▼▼▼

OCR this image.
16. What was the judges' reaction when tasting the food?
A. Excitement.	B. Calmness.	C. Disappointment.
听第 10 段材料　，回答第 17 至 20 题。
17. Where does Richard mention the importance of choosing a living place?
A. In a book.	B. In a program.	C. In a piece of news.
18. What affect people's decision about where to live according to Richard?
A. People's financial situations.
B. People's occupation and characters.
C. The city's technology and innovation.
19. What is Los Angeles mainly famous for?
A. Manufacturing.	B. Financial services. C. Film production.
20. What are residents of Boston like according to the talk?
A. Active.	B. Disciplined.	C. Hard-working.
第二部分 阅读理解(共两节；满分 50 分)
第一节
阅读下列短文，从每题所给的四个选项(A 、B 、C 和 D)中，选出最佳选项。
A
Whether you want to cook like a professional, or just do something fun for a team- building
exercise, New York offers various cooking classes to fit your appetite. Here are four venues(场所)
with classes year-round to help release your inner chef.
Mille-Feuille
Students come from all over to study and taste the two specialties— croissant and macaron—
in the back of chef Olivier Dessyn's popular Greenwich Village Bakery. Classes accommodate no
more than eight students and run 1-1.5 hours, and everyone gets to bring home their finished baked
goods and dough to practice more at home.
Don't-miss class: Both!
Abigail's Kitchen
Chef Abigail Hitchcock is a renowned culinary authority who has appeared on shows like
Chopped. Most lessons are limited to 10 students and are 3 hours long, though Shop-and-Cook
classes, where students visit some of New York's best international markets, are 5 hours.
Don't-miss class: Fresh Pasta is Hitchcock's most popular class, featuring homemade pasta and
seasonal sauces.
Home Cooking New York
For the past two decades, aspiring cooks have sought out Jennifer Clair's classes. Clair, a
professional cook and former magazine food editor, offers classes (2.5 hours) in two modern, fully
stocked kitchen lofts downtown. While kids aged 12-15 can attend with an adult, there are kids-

▲▲▲

-- WHAT IS ASKED --
Type the material above out again, exactly.

-- WRITTEN ANSWER --
OCR this image.
16. What was the judges' reaction when tasting the food?
A. Excitement.	B. Calmness.	C. Disappointment.
听第 10 段材料　，回答第 17 至 20 题。
17. Where does Richard mention the importance of choosing a living place?
A. In a book.	B. In a program.	C. In a piece of news.
18. What affect people's decision about where to live according to Richard?
A. People's financial situations.
B. People's occupation and characters.
C. The city's technology and innovation.
19. What is Los Angeles mainly famous for?
A. Manufacturing.	B. Financial services. C. Film production.
20. What are residents of Boston like according to the talk?
A. Active.	B. Disciplined.	C. Hard-working.
第二部分 阅读理解(共两节；满分 50 分)
第一节
阅读下列短文，从每题所给的四个选项(A 、B 、C 和 D)中，选出最佳选项。
A
Whether you want to cook like a professional, or just do something fun for a team- building
exercise, New York offers various cooking classes to fit your appetite. Here are four venues(场所)
with classes year-round to help release your inner chef.
Mille-Feuille
Students come from all over to study and taste the two specialties— croissant and macaron—
in the back of chef Olivier Dessyn's popular Greenwich Village Bakery. Classes accommodate no
more than eight students and run 1-1.5 hours, and everyone gets to bring home their finished baked
goods and dough to practice more at home.
Don't-miss class: Both!
Abigail's Kitchen
Chef Abigail Hitchcock is a renowned culinary authority who has appeared on shows like
Chopped. Most lessons are limited to 10 students and are 3 hours long, though Shop-and-Cook
classes, where students visit some of New York's best international markets, are 5 hours.
Don't-miss class: Fresh Pasta is Hitchcock's most popular class, featuring homemade pasta and
seasonal sauces.
Home Cooking New York
For the past two decades, aspiring cooks have sought out Jennifer Clair's classes. Clair, a
professional cook and former magazine food editor, offers classes (2.5 hours) in two modern, fully
stocked kitchen lofts downtown. While kids aged 12-15 can attend with an adult, there are kids-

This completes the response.